── MATERIAL FOR THIS TASK ──

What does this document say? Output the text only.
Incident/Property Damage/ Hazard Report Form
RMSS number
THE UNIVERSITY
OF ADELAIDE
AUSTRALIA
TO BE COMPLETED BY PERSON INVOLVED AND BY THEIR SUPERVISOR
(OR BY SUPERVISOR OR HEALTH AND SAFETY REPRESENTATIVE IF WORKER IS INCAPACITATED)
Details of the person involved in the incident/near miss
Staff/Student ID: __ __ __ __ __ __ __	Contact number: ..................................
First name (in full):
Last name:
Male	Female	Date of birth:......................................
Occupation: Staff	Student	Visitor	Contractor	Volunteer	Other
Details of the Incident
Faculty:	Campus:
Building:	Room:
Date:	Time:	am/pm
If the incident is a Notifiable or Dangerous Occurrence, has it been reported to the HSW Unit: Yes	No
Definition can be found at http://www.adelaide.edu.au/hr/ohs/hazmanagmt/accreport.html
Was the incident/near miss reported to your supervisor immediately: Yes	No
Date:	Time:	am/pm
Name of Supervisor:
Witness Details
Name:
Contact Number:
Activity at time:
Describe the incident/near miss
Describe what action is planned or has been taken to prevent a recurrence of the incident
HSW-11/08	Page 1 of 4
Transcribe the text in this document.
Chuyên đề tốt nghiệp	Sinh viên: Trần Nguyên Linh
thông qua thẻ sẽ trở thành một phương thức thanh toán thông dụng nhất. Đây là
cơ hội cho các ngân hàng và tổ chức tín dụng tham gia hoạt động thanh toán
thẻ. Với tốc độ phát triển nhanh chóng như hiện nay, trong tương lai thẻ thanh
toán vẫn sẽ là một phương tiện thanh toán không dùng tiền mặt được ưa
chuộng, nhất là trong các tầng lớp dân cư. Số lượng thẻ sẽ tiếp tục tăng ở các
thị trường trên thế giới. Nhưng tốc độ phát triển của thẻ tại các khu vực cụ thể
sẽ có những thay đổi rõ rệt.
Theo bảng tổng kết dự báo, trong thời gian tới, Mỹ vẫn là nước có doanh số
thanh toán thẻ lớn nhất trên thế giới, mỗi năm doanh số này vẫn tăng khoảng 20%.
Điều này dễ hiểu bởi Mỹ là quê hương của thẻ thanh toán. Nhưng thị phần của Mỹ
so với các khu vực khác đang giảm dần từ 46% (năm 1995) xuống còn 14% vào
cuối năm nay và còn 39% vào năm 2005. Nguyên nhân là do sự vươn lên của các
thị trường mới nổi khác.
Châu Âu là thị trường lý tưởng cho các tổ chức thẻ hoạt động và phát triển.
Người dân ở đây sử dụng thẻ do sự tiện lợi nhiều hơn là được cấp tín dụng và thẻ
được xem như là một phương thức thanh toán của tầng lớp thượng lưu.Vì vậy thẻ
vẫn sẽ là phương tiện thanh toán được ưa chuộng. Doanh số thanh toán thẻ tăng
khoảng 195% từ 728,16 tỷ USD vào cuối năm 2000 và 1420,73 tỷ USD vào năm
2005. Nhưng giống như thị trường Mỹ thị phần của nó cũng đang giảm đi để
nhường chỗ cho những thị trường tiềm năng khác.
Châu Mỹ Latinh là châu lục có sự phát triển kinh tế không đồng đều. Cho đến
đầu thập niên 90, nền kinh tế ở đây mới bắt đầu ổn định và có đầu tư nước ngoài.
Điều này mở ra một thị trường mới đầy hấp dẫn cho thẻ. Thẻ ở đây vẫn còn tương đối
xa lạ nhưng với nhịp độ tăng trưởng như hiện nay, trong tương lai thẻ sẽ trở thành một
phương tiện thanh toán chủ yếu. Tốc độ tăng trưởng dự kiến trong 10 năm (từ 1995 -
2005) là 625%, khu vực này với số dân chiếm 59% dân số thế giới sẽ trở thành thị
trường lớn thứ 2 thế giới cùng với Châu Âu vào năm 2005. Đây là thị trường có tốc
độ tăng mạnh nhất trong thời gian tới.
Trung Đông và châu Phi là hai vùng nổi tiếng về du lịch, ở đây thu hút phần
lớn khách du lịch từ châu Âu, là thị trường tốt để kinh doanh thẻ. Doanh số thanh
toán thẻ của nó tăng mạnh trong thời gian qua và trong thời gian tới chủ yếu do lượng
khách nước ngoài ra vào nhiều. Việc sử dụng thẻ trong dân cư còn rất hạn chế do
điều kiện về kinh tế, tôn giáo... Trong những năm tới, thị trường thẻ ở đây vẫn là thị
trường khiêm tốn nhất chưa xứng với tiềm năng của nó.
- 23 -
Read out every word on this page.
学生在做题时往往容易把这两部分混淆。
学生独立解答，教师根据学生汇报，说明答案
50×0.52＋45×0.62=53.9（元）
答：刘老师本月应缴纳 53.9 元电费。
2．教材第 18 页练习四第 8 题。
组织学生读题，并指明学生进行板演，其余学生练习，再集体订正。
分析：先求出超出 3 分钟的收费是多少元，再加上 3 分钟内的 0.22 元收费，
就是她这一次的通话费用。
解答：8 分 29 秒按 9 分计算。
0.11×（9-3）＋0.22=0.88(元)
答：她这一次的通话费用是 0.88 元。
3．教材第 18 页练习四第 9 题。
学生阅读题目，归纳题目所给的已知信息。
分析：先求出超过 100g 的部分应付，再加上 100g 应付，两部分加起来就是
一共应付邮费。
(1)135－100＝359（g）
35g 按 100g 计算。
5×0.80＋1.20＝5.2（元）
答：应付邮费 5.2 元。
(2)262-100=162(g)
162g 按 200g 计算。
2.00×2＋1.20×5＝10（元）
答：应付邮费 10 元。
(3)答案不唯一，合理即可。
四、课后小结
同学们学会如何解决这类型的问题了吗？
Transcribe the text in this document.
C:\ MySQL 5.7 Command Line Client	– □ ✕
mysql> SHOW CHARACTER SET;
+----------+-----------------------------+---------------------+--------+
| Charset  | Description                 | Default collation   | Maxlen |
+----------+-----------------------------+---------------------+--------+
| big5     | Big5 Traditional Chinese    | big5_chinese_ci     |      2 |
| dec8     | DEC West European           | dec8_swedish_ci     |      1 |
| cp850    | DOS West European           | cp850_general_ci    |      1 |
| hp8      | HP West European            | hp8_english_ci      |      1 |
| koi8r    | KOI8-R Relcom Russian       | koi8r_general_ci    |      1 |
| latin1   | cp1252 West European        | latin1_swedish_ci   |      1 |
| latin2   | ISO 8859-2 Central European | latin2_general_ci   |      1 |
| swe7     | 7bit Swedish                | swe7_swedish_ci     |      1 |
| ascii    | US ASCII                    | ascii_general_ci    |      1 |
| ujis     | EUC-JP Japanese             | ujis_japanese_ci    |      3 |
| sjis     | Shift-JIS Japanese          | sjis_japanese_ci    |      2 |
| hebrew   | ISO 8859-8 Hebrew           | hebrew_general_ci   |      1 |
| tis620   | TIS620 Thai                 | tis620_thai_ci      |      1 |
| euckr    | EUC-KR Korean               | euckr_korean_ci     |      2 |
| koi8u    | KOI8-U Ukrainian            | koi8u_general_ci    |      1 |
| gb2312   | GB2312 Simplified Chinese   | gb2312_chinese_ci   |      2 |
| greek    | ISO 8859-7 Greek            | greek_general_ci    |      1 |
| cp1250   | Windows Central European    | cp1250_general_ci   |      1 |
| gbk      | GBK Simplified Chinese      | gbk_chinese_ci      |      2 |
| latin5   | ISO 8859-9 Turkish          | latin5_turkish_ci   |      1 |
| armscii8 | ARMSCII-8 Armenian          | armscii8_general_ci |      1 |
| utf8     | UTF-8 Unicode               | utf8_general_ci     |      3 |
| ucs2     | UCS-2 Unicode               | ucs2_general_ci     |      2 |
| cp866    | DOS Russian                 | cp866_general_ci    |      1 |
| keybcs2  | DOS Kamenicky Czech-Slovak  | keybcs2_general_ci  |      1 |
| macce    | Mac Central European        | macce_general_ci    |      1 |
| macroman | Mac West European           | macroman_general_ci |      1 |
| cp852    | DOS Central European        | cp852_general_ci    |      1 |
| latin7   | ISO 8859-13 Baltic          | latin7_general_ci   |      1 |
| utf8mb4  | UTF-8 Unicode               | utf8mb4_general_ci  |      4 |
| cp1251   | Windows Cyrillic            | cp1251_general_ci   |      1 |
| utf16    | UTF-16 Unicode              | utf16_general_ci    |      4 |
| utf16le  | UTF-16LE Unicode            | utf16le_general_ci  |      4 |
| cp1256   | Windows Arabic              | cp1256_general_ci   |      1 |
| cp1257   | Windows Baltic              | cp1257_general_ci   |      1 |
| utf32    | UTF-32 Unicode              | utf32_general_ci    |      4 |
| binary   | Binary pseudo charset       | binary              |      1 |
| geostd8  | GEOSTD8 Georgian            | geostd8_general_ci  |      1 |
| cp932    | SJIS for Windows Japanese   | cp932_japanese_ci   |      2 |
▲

───

**GIVEN REQUEST:** Copy each line of the records above that carries the word "nước".

**TASK OUTPUT:**
Theo bảng tổng kết dự báo, trong thời gian tới, Mỹ vẫn là nước có doanh số
đầu thập niên 90, nền kinh tế ở đây mới bắt đầu ổn định và có đầu tư nước ngoài.
khách nước ngoài ra vào nhiều. Việc sử dụng thẻ trong dân cư còn rất hạn chế do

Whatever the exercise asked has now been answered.